MATERIAL FOR THE TASK |
—————

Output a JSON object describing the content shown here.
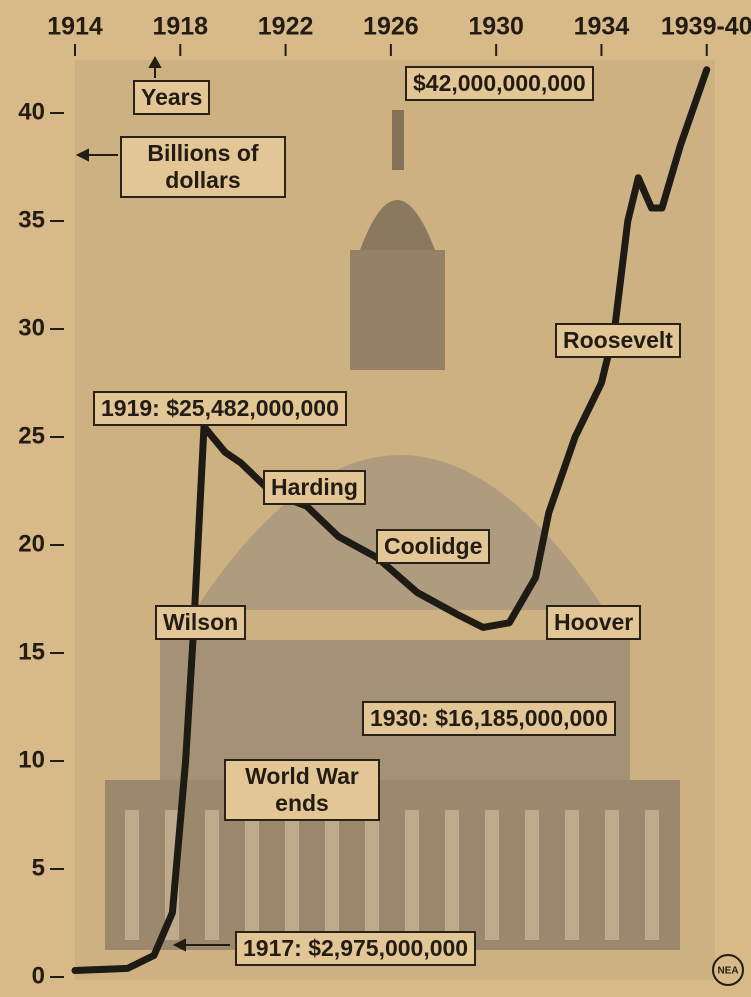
{
  "chart_data": {
    "type": "line",
    "x": [
      1914,
      1916,
      1917,
      1917.7,
      1918.2,
      1918.5,
      1918.9,
      1919.7,
      1920.3,
      1921.5,
      1922.8,
      1924,
      1925.5,
      1927,
      1928.5,
      1929.5,
      1930.5,
      1931.5,
      1932,
      1933,
      1934,
      1934.5,
      1935,
      1935.4,
      1935.9,
      1936.3,
      1937,
      1938
    ],
    "values": [
      0.3,
      0.4,
      1.0,
      2.975,
      10,
      16,
      25.482,
      24.3,
      23.8,
      22.4,
      21.8,
      20.4,
      19.4,
      17.8,
      16.8,
      16.185,
      16.4,
      18.5,
      21.5,
      25,
      27.5,
      30,
      35,
      37,
      35.6,
      35.6,
      38.5,
      42
    ],
    "color": "#1e1a14",
    "xlim": [
      1914,
      1938.2
    ],
    "xticks": [
      1914,
      1918,
      1922,
      1926,
      1930,
      1934,
      {
        "value": 1938,
        "label": "1939-40"
      }
    ],
    "ylim": [
      0,
      42.5
    ],
    "yticks": [
      0,
      5,
      10,
      15,
      20,
      25,
      30,
      35,
      40
    ],
    "annotations": [
      "Years",
      "Billions of dollars",
      "$42,000,000,000",
      "1919: $25,482,000,000",
      "Harding",
      "Coolidge",
      "Wilson",
      "Hoover",
      "Roosevelt",
      "1930: $16,185,000,000",
      "World War ends",
      "1917: $2,975,000,000"
    ],
    "credit": "NEA"
  }
}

—————

WHAT THIS TASK INVOLVES | Every record gets retyped exactly; no picture goes into the copy.

OUTPUT FOR THIS EXERCISE |
Output a JSON object describing the content shown here.
{
  "chart_data": {
    "type": "line",
    "x": [
      1914,
      1916,
      1917,
      1917.7,
      1918.2,
      1918.5,
      1918.9,
      1919.7,
      1920.3,
      1921.5,
      1922.8,
      1924,
      1925.5,
      1927,
      1928.5,
      1929.5,
      1930.5,
      1931.5,
      1932,
      1933,
      1934,
      1934.5,
      1935,
      1935.4,
      1935.9,
      1936.3,
      1937,
      1938
    ],
    "values": [
      0.3,
      0.4,
      1.0,
      2.975,
      10,
      16,
      25.482,
      24.3,
      23.8,
      22.4,
      21.8,
      20.4,
      19.4,
      17.8,
      16.8,
      16.185,
      16.4,
      18.5,
      21.5,
      25,
      27.5,
      30,
      35,
      37,
      35.6,
      35.6,
      38.5,
      42
    ],
    "color": "#1e1a14",
    "xlim": [
      1914,
      1938.2
    ],
    "xticks": [
      1914,
      1918,
      1922,
      1926,
      1930,
      1934,
      {
        "value": 1938,
        "label": "1939-40"
      }
    ],
    "ylim": [
      0,
      42.5
    ],
    "yticks": [
      0,
      5,
      10,
      15,
      20,
      25,
      30,
      35,
      40
    ],
    "annotations": [
      "Years",
      "Billions of dollars",
      "$42,000,000,000",
      "1919: $25,482,000,000",
      "Harding",
      "Coolidge",
      "Wilson",
      "Hoover",
      "Roosevelt",
      "1930: $16,185,000,000",
      "World War ends",
      "1917: $2,975,000,000"
    ],
    "credit": "NEA"
  }
}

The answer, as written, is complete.